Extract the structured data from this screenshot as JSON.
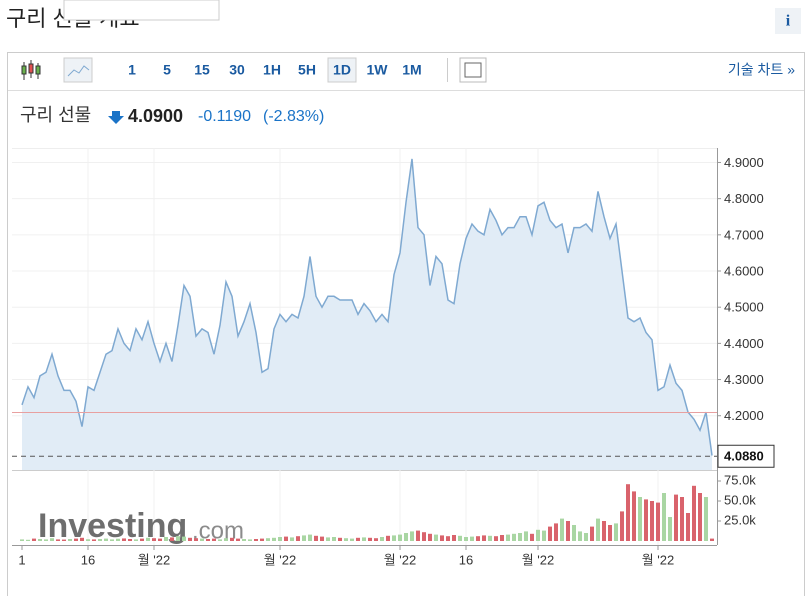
{
  "page_title": "구리 선물 개요",
  "info_icon": "i",
  "toolbar": {
    "intervals": [
      "1",
      "5",
      "15",
      "30",
      "1H",
      "5H",
      "1D",
      "1W",
      "1M"
    ],
    "active": "1D",
    "tech_chart": "기술 차트 »"
  },
  "quote": {
    "name": "구리 선물",
    "price": "4.0900",
    "change": "-0.1190",
    "change_pct": "(-2.83%)"
  },
  "chart_data": {
    "type": "line",
    "watermark": "Investing",
    "watermark_suffix": ".com",
    "categories": [
      "1",
      null,
      null,
      null,
      null,
      null,
      null,
      null,
      null,
      null,
      null,
      "16",
      null,
      null,
      null,
      null,
      null,
      null,
      null,
      null,
      null,
      null,
      "월 '22",
      null,
      null,
      null,
      null,
      null,
      null,
      null,
      null,
      null,
      null,
      null,
      null,
      null,
      null,
      null,
      null,
      null,
      null,
      null,
      null,
      "월 '22",
      null,
      null,
      null,
      null,
      null,
      null,
      null,
      null,
      null,
      null,
      null,
      null,
      null,
      null,
      null,
      null,
      null,
      null,
      null,
      "월 '22",
      null,
      null,
      null,
      null,
      null,
      null,
      null,
      null,
      null,
      null,
      "16",
      null,
      null,
      null,
      null,
      null,
      null,
      null,
      null,
      null,
      null,
      null,
      "월 '22",
      null,
      null,
      null,
      null,
      null,
      null,
      null,
      null,
      null,
      null,
      null,
      null,
      null,
      null,
      null,
      null,
      null,
      null,
      null,
      "월 '22",
      null,
      null,
      null,
      null,
      null,
      null,
      null,
      null,
      null
    ],
    "series": [
      {
        "name": "price",
        "color": "#7fa9d1",
        "fill": "#e1ecf6",
        "values": [
          4.23,
          4.28,
          4.25,
          4.31,
          4.32,
          4.37,
          4.31,
          4.27,
          4.27,
          4.24,
          4.17,
          4.28,
          4.27,
          4.32,
          4.37,
          4.38,
          4.44,
          4.4,
          4.38,
          4.44,
          4.41,
          4.46,
          4.4,
          4.35,
          4.4,
          4.35,
          4.45,
          4.56,
          4.53,
          4.42,
          4.44,
          4.43,
          4.37,
          4.45,
          4.57,
          4.53,
          4.42,
          4.46,
          4.51,
          4.43,
          4.32,
          4.33,
          4.44,
          4.48,
          4.46,
          4.48,
          4.47,
          4.53,
          4.64,
          4.53,
          4.5,
          4.53,
          4.53,
          4.52,
          4.52,
          4.52,
          4.48,
          4.51,
          4.49,
          4.46,
          4.48,
          4.46,
          4.59,
          4.65,
          4.79,
          4.91,
          4.72,
          4.7,
          4.56,
          4.64,
          4.62,
          4.52,
          4.51,
          4.62,
          4.69,
          4.73,
          4.71,
          4.7,
          4.77,
          4.74,
          4.7,
          4.72,
          4.72,
          4.75,
          4.75,
          4.7,
          4.78,
          4.79,
          4.74,
          4.72,
          4.73,
          4.65,
          4.72,
          4.72,
          4.73,
          4.71,
          4.82,
          4.75,
          4.69,
          4.73,
          4.6,
          4.47,
          4.46,
          4.47,
          4.43,
          4.41,
          4.27,
          4.28,
          4.34,
          4.29,
          4.27,
          4.21,
          4.19,
          4.16,
          4.21,
          4.09
        ]
      },
      {
        "name": "volume",
        "axis": "y2",
        "up_color": "#a9d6a3",
        "down_color": "#d9636c",
        "values": [
          2000,
          1500,
          3000,
          2500,
          2000,
          3500,
          2000,
          1800,
          2500,
          3000,
          4000,
          2200,
          2000,
          2500,
          3000,
          2000,
          2800,
          3200,
          2500,
          2000,
          3000,
          4000,
          3500,
          3000,
          5000,
          4500,
          6000,
          5500,
          4000,
          3500,
          3000,
          2500,
          3000,
          2000,
          3500,
          4000,
          3000,
          2500,
          2000,
          2500,
          3000,
          3500,
          4000,
          5000,
          5500,
          4500,
          6000,
          7000,
          8000,
          6500,
          5500,
          4500,
          5000,
          4000,
          3500,
          3000,
          4000,
          4500,
          4000,
          3500,
          5000,
          6500,
          7000,
          8000,
          10000,
          12000,
          13000,
          11000,
          9000,
          8000,
          7000,
          6000,
          7500,
          6500,
          5000,
          5500,
          6000,
          7000,
          6500,
          6000,
          7500,
          8000,
          9000,
          10000,
          12000,
          9000,
          14000,
          13000,
          18000,
          22000,
          28000,
          25000,
          20000,
          12000,
          10000,
          18000,
          28000,
          25000,
          20000,
          22000,
          37000,
          71000,
          62000,
          55000,
          52000,
          50000,
          48000,
          60000,
          30000,
          58000,
          55000,
          35000,
          69000,
          60000,
          55000,
          3000
        ]
      }
    ],
    "ylim": [
      4.05,
      4.94
    ],
    "yticks": [
      {
        "value": 4.2,
        "label": "4.2000"
      },
      {
        "value": 4.3,
        "label": "4.3000"
      },
      {
        "value": 4.4,
        "label": "4.4000"
      },
      {
        "value": 4.5,
        "label": "4.5000"
      },
      {
        "value": 4.6,
        "label": "4.6000"
      },
      {
        "value": 4.7,
        "label": "4.7000"
      },
      {
        "value": 4.8,
        "label": "4.8000"
      },
      {
        "value": 4.9,
        "label": "4.9000"
      }
    ],
    "y2lim": [
      0,
      82500
    ],
    "y2ticks": [
      {
        "value": 25000,
        "label": "25.0k"
      },
      {
        "value": 50000,
        "label": "50.0k"
      },
      {
        "value": 75000,
        "label": "75.0k"
      }
    ],
    "reference_line": {
      "value": 4.209,
      "color": "#e8a0a0"
    },
    "last_value": {
      "value": 4.088,
      "label": "4.0880"
    },
    "grid": true
  }
}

#### Given exercise:
The entries above are to be returned exactly, without their pictures.

#### Response:
Extract the structured data from this screenshot as JSON.
{
  "page_title": "구리 선물 개요",
  "info_icon": "i",
  "toolbar": {
    "intervals": [
      "1",
      "5",
      "15",
      "30",
      "1H",
      "5H",
      "1D",
      "1W",
      "1M"
    ],
    "active": "1D",
    "tech_chart": "기술 차트 »"
  },
  "quote": {
    "name": "구리 선물",
    "price": "4.0900",
    "change": "-0.1190",
    "change_pct": "(-2.83%)"
  },
  "chart_data": {
    "type": "line",
    "watermark": "Investing",
    "watermark_suffix": ".com",
    "categories": [
      "1",
      null,
      null,
      null,
      null,
      null,
      null,
      null,
      null,
      null,
      null,
      "16",
      null,
      null,
      null,
      null,
      null,
      null,
      null,
      null,
      null,
      null,
      "월 '22",
      null,
      null,
      null,
      null,
      null,
      null,
      null,
      null,
      null,
      null,
      null,
      null,
      null,
      null,
      null,
      null,
      null,
      null,
      null,
      null,
      "월 '22",
      null,
      null,
      null,
      null,
      null,
      null,
      null,
      null,
      null,
      null,
      null,
      null,
      null,
      null,
      null,
      null,
      null,
      null,
      null,
      "월 '22",
      null,
      null,
      null,
      null,
      null,
      null,
      null,
      null,
      null,
      null,
      "16",
      null,
      null,
      null,
      null,
      null,
      null,
      null,
      null,
      null,
      null,
      null,
      "월 '22",
      null,
      null,
      null,
      null,
      null,
      null,
      null,
      null,
      null,
      null,
      null,
      null,
      null,
      null,
      null,
      null,
      null,
      null,
      null,
      "월 '22",
      null,
      null,
      null,
      null,
      null,
      null,
      null,
      null,
      null
    ],
    "series": [
      {
        "name": "price",
        "color": "#7fa9d1",
        "fill": "#e1ecf6",
        "values": [
          4.23,
          4.28,
          4.25,
          4.31,
          4.32,
          4.37,
          4.31,
          4.27,
          4.27,
          4.24,
          4.17,
          4.28,
          4.27,
          4.32,
          4.37,
          4.38,
          4.44,
          4.4,
          4.38,
          4.44,
          4.41,
          4.46,
          4.4,
          4.35,
          4.4,
          4.35,
          4.45,
          4.56,
          4.53,
          4.42,
          4.44,
          4.43,
          4.37,
          4.45,
          4.57,
          4.53,
          4.42,
          4.46,
          4.51,
          4.43,
          4.32,
          4.33,
          4.44,
          4.48,
          4.46,
          4.48,
          4.47,
          4.53,
          4.64,
          4.53,
          4.5,
          4.53,
          4.53,
          4.52,
          4.52,
          4.52,
          4.48,
          4.51,
          4.49,
          4.46,
          4.48,
          4.46,
          4.59,
          4.65,
          4.79,
          4.91,
          4.72,
          4.7,
          4.56,
          4.64,
          4.62,
          4.52,
          4.51,
          4.62,
          4.69,
          4.73,
          4.71,
          4.7,
          4.77,
          4.74,
          4.7,
          4.72,
          4.72,
          4.75,
          4.75,
          4.7,
          4.78,
          4.79,
          4.74,
          4.72,
          4.73,
          4.65,
          4.72,
          4.72,
          4.73,
          4.71,
          4.82,
          4.75,
          4.69,
          4.73,
          4.6,
          4.47,
          4.46,
          4.47,
          4.43,
          4.41,
          4.27,
          4.28,
          4.34,
          4.29,
          4.27,
          4.21,
          4.19,
          4.16,
          4.21,
          4.09
        ]
      },
      {
        "name": "volume",
        "axis": "y2",
        "up_color": "#a9d6a3",
        "down_color": "#d9636c",
        "values": [
          2000,
          1500,
          3000,
          2500,
          2000,
          3500,
          2000,
          1800,
          2500,
          3000,
          4000,
          2200,
          2000,
          2500,
          3000,
          2000,
          2800,
          3200,
          2500,
          2000,
          3000,
          4000,
          3500,
          3000,
          5000,
          4500,
          6000,
          5500,
          4000,
          3500,
          3000,
          2500,
          3000,
          2000,
          3500,
          4000,
          3000,
          2500,
          2000,
          2500,
          3000,
          3500,
          4000,
          5000,
          5500,
          4500,
          6000,
          7000,
          8000,
          6500,
          5500,
          4500,
          5000,
          4000,
          3500,
          3000,
          4000,
          4500,
          4000,
          3500,
          5000,
          6500,
          7000,
          8000,
          10000,
          12000,
          13000,
          11000,
          9000,
          8000,
          7000,
          6000,
          7500,
          6500,
          5000,
          5500,
          6000,
          7000,
          6500,
          6000,
          7500,
          8000,
          9000,
          10000,
          12000,
          9000,
          14000,
          13000,
          18000,
          22000,
          28000,
          25000,
          20000,
          12000,
          10000,
          18000,
          28000,
          25000,
          20000,
          22000,
          37000,
          71000,
          62000,
          55000,
          52000,
          50000,
          48000,
          60000,
          30000,
          58000,
          55000,
          35000,
          69000,
          60000,
          55000,
          3000
        ]
      }
    ],
    "ylim": [
      4.05,
      4.94
    ],
    "yticks": [
      {
        "value": 4.2,
        "label": "4.2000"
      },
      {
        "value": 4.3,
        "label": "4.3000"
      },
      {
        "value": 4.4,
        "label": "4.4000"
      },
      {
        "value": 4.5,
        "label": "4.5000"
      },
      {
        "value": 4.6,
        "label": "4.6000"
      },
      {
        "value": 4.7,
        "label": "4.7000"
      },
      {
        "value": 4.8,
        "label": "4.8000"
      },
      {
        "value": 4.9,
        "label": "4.9000"
      }
    ],
    "y2lim": [
      0,
      82500
    ],
    "y2ticks": [
      {
        "value": 25000,
        "label": "25.0k"
      },
      {
        "value": 50000,
        "label": "50.0k"
      },
      {
        "value": 75000,
        "label": "75.0k"
      }
    ],
    "reference_line": {
      "value": 4.209,
      "color": "#e8a0a0"
    },
    "last_value": {
      "value": 4.088,
      "label": "4.0880"
    },
    "grid": true
  }
}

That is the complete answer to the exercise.